● **PROBLEM STATEMENT**: An exact copy of every record is needed.

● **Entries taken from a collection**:
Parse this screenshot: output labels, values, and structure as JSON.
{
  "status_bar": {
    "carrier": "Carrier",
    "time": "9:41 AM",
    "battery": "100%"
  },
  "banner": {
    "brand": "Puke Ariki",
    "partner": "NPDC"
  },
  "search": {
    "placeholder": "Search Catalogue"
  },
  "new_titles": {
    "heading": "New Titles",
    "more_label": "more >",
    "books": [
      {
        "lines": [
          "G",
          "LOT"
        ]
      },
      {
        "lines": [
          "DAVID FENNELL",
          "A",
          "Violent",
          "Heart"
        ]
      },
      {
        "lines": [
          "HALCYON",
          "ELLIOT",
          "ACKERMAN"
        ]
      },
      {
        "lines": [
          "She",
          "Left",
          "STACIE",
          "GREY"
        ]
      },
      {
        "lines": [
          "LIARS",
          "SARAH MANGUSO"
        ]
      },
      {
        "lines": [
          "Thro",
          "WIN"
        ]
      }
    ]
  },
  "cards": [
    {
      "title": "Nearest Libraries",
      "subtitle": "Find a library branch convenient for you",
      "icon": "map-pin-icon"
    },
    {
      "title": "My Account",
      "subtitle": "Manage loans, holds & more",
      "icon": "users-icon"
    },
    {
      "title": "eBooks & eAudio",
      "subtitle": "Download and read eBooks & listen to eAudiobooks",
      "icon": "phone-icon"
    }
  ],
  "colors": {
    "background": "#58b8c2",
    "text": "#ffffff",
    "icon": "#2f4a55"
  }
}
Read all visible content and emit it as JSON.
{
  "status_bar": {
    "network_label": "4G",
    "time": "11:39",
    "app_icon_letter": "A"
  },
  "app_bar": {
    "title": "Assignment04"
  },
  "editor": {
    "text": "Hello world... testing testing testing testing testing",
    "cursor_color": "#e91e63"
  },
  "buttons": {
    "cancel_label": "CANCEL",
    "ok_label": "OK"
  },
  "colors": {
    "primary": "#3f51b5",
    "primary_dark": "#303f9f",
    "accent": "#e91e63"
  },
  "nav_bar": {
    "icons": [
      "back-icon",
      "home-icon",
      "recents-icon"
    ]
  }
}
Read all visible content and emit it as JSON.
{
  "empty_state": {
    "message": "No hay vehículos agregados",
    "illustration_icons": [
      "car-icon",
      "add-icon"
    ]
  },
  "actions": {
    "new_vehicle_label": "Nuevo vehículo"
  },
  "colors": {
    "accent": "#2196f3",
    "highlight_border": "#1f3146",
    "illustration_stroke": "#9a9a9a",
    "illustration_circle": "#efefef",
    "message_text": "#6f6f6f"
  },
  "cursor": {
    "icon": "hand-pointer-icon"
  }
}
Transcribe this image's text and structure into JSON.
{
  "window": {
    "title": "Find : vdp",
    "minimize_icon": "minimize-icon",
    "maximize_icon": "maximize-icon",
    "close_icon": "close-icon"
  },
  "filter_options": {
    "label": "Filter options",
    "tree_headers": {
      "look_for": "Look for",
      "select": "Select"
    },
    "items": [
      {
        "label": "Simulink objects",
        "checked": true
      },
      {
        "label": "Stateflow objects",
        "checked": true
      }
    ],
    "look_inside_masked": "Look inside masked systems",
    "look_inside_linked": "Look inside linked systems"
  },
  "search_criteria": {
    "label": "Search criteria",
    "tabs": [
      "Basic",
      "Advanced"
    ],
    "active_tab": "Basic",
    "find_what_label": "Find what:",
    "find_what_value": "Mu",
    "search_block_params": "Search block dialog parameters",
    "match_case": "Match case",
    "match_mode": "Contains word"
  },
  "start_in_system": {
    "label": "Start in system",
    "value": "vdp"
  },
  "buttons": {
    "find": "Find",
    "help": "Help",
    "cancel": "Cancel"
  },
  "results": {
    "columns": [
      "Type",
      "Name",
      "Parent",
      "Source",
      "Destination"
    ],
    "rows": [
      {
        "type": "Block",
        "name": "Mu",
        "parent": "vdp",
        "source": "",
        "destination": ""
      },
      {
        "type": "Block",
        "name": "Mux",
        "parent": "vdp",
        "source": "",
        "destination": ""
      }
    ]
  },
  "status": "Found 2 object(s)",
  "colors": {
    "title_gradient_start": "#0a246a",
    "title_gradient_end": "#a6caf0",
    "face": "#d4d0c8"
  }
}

● **ANSWER TO THE EXERCISE**:
Parse this screenshot: output labels, values, and structure as JSON.
{
  "status_bar": {
    "carrier": "Carrier",
    "time": "9:41 AM",
    "battery": "100%"
  },
  "banner": {
    "brand": "Puke Ariki",
    "partner": "NPDC"
  },
  "search": {
    "placeholder": "Search Catalogue"
  },
  "new_titles": {
    "heading": "New Titles",
    "more_label": "more >",
    "books": [
      {
        "lines": [
          "G",
          "LOT"
        ]
      },
      {
        "lines": [
          "DAVID FENNELL",
          "A",
          "Violent",
          "Heart"
        ]
      },
      {
        "lines": [
          "HALCYON",
          "ELLIOT",
          "ACKERMAN"
        ]
      },
      {
        "lines": [
          "She",
          "Left",
          "STACIE",
          "GREY"
        ]
      },
      {
        "lines": [
          "LIARS",
          "SARAH MANGUSO"
        ]
      },
      {
        "lines": [
          "Thro",
          "WIN"
        ]
      }
    ]
  },
  "cards": [
    {
      "title": "Nearest Libraries",
      "subtitle": "Find a library branch convenient for you",
      "icon": "map-pin-icon"
    },
    {
      "title": "My Account",
      "subtitle": "Manage loans, holds & more",
      "icon": "users-icon"
    },
    {
      "title": "eBooks & eAudio",
      "subtitle": "Download and read eBooks & listen to eAudiobooks",
      "icon": "phone-icon"
    }
  ],
  "colors": {
    "background": "#58b8c2",
    "text": "#ffffff",
    "icon": "#2f4a55"
  }
}
Read all visible content and emit it as JSON.
{
  "status_bar": {
    "network_label": "4G",
    "time": "11:39",
    "app_icon_letter": "A"
  },
  "app_bar": {
    "title": "Assignment04"
  },
  "editor": {
    "text": "Hello world... testing testing testing testing testing",
    "cursor_color": "#e91e63"
  },
  "buttons": {
    "cancel_label": "CANCEL",
    "ok_label": "OK"
  },
  "colors": {
    "primary": "#3f51b5",
    "primary_dark": "#303f9f",
    "accent": "#e91e63"
  },
  "nav_bar": {
    "icons": [
      "back-icon",
      "home-icon",
      "recents-icon"
    ]
  }
}
Read all visible content and emit it as JSON.
{
  "empty_state": {
    "message": "No hay vehículos agregados",
    "illustration_icons": [
      "car-icon",
      "add-icon"
    ]
  },
  "actions": {
    "new_vehicle_label": "Nuevo vehículo"
  },
  "colors": {
    "accent": "#2196f3",
    "highlight_border": "#1f3146",
    "illustration_stroke": "#9a9a9a",
    "illustration_circle": "#efefef",
    "message_text": "#6f6f6f"
  },
  "cursor": {
    "icon": "hand-pointer-icon"
  }
}
Transcribe this image's text and structure into JSON.
{
  "window": {
    "title": "Find : vdp",
    "minimize_icon": "minimize-icon",
    "maximize_icon": "maximize-icon",
    "close_icon": "close-icon"
  },
  "filter_options": {
    "label": "Filter options",
    "tree_headers": {
      "look_for": "Look for",
      "select": "Select"
    },
    "items": [
      {
        "label": "Simulink objects",
        "checked": true
      },
      {
        "label": "Stateflow objects",
        "checked": true
      }
    ],
    "look_inside_masked": "Look inside masked systems",
    "look_inside_linked": "Look inside linked systems"
  },
  "search_criteria": {
    "label": "Search criteria",
    "tabs": [
      "Basic",
      "Advanced"
    ],
    "active_tab": "Basic",
    "find_what_label": "Find what:",
    "find_what_value": "Mu",
    "search_block_params": "Search block dialog parameters",
    "match_case": "Match case",
    "match_mode": "Contains word"
  },
  "start_in_system": {
    "label": "Start in system",
    "value": "vdp"
  },
  "buttons": {
    "find": "Find",
    "help": "Help",
    "cancel": "Cancel"
  },
  "results": {
    "columns": [
      "Type",
      "Name",
      "Parent",
      "Source",
      "Destination"
    ],
    "rows": [
      {
        "type": "Block",
        "name": "Mu",
        "parent": "vdp",
        "source": "",
        "destination": ""
      },
      {
        "type": "Block",
        "name": "Mux",
        "parent": "vdp",
        "source": "",
        "destination": ""
      }
    ]
  },
  "status": "Found 2 object(s)",
  "colors": {
    "title_gradient_start": "#0a246a",
    "title_gradient_end": "#a6caf0",
    "face": "#d4d0c8"
  }
}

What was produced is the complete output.